▸ WRITTEN PROBLEM: Copy the records below exactly, from the line containing "OCR this image." through the last line, and leave out every picture.

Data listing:
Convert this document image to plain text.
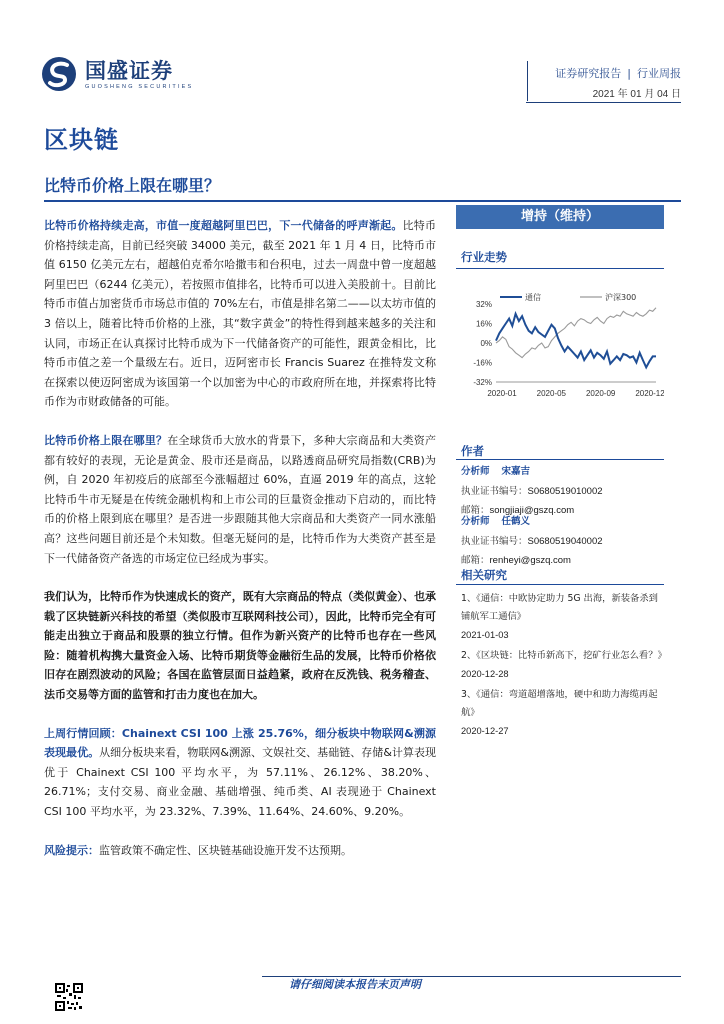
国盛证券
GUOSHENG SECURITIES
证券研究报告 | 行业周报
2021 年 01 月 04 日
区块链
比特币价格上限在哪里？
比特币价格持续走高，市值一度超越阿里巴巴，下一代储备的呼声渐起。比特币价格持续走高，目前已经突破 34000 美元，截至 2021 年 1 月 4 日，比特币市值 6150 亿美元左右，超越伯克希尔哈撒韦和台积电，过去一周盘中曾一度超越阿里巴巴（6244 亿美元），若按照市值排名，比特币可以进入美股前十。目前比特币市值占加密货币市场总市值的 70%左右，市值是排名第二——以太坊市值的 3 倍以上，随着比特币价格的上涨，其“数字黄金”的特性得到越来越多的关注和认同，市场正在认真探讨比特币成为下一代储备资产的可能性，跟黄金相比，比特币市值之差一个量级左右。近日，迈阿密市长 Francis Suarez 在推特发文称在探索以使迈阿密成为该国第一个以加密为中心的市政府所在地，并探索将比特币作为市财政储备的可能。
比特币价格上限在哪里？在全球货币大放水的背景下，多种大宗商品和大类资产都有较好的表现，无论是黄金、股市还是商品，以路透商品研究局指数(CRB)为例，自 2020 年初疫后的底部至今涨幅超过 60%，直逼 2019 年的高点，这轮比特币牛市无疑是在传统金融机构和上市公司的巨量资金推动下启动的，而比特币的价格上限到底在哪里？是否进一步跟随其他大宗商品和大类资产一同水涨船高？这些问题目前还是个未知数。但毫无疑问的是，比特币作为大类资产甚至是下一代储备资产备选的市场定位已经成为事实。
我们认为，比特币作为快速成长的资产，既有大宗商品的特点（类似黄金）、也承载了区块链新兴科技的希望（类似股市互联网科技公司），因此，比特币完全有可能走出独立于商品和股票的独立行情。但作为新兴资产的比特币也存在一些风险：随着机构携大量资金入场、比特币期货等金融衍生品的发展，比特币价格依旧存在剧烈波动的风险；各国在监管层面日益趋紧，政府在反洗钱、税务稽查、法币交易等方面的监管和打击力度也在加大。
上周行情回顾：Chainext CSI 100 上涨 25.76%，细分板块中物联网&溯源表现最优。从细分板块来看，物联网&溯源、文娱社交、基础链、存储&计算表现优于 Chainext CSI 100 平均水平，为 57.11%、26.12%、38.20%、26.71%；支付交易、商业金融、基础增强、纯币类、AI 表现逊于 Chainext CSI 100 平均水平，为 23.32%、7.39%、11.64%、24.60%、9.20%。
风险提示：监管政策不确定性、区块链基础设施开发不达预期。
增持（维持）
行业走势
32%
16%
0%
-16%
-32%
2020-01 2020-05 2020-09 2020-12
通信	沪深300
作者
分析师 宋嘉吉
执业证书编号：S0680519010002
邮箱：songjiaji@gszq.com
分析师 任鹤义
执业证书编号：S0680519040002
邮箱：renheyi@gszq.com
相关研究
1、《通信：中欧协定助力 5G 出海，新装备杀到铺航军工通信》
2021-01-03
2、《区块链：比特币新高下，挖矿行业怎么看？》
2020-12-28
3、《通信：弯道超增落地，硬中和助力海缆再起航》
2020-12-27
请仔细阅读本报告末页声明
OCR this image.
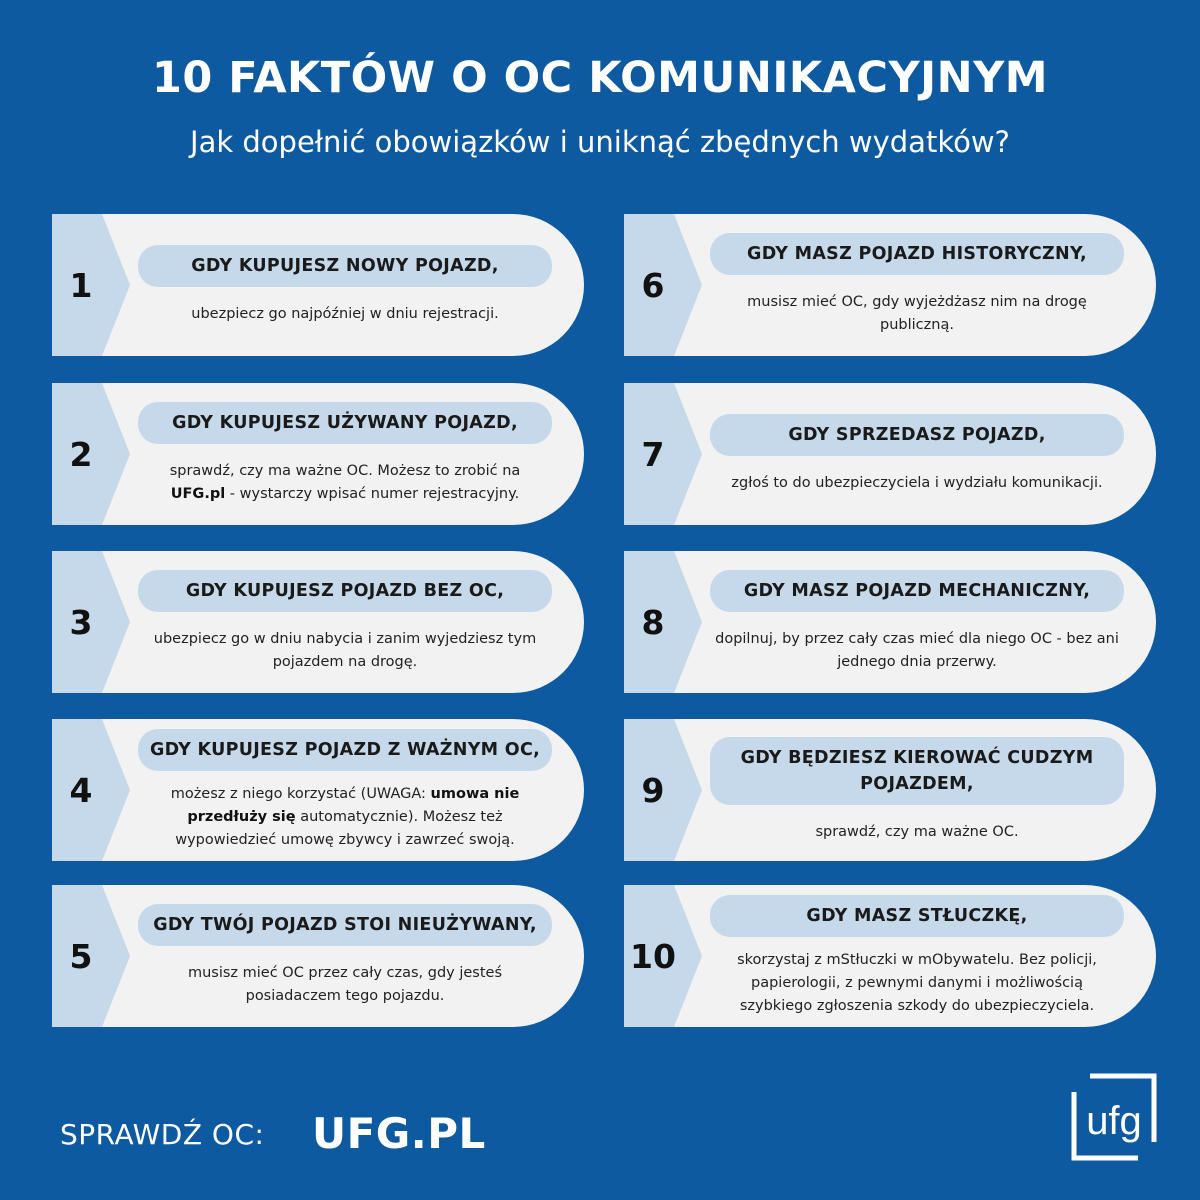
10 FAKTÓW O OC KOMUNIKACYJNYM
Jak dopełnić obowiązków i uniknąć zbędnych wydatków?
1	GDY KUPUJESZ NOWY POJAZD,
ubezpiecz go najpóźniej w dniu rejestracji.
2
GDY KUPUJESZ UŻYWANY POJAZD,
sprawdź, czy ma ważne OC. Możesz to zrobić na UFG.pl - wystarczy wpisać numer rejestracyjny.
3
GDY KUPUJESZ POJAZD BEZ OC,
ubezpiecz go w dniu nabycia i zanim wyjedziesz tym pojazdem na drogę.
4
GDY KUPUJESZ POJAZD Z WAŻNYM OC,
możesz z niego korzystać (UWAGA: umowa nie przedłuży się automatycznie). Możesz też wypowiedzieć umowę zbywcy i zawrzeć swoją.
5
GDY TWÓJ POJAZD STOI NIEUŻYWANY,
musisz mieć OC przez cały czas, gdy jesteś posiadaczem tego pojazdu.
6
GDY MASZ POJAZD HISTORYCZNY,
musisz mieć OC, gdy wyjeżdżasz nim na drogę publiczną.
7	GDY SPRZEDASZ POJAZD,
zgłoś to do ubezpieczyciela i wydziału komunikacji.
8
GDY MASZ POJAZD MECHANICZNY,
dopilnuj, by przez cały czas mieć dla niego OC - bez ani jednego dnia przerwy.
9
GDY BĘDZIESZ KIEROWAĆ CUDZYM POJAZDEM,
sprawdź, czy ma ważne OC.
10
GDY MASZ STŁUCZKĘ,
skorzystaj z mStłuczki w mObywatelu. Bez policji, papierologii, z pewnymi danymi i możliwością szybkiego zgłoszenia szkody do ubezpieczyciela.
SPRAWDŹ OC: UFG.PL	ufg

▸ WRITTEN RESPONSE:
OCR this image.
10 FAKTÓW O OC KOMUNIKACYJNYM
Jak dopełnić obowiązków i uniknąć zbędnych wydatków?
1	GDY KUPUJESZ NOWY POJAZD,
ubezpiecz go najpóźniej w dniu rejestracji.
2
GDY KUPUJESZ UŻYWANY POJAZD,
sprawdź, czy ma ważne OC. Możesz to zrobić na UFG.pl - wystarczy wpisać numer rejestracyjny.
3
GDY KUPUJESZ POJAZD BEZ OC,
ubezpiecz go w dniu nabycia i zanim wyjedziesz tym pojazdem na drogę.
4
GDY KUPUJESZ POJAZD Z WAŻNYM OC,
możesz z niego korzystać (UWAGA: umowa nie przedłuży się automatycznie). Możesz też wypowiedzieć umowę zbywcy i zawrzeć swoją.
5
GDY TWÓJ POJAZD STOI NIEUŻYWANY,
musisz mieć OC przez cały czas, gdy jesteś posiadaczem tego pojazdu.
6
GDY MASZ POJAZD HISTORYCZNY,
musisz mieć OC, gdy wyjeżdżasz nim na drogę publiczną.
7	GDY SPRZEDASZ POJAZD,
zgłoś to do ubezpieczyciela i wydziału komunikacji.
8
GDY MASZ POJAZD MECHANICZNY,
dopilnuj, by przez cały czas mieć dla niego OC - bez ani jednego dnia przerwy.
9
GDY BĘDZIESZ KIEROWAĆ CUDZYM POJAZDEM,
sprawdź, czy ma ważne OC.
10
GDY MASZ STŁUCZKĘ,
skorzystaj z mStłuczki w mObywatelu. Bez policji, papierologii, z pewnymi danymi i możliwością szybkiego zgłoszenia szkody do ubezpieczyciela.
SPRAWDŹ OC: UFG.PL	ufg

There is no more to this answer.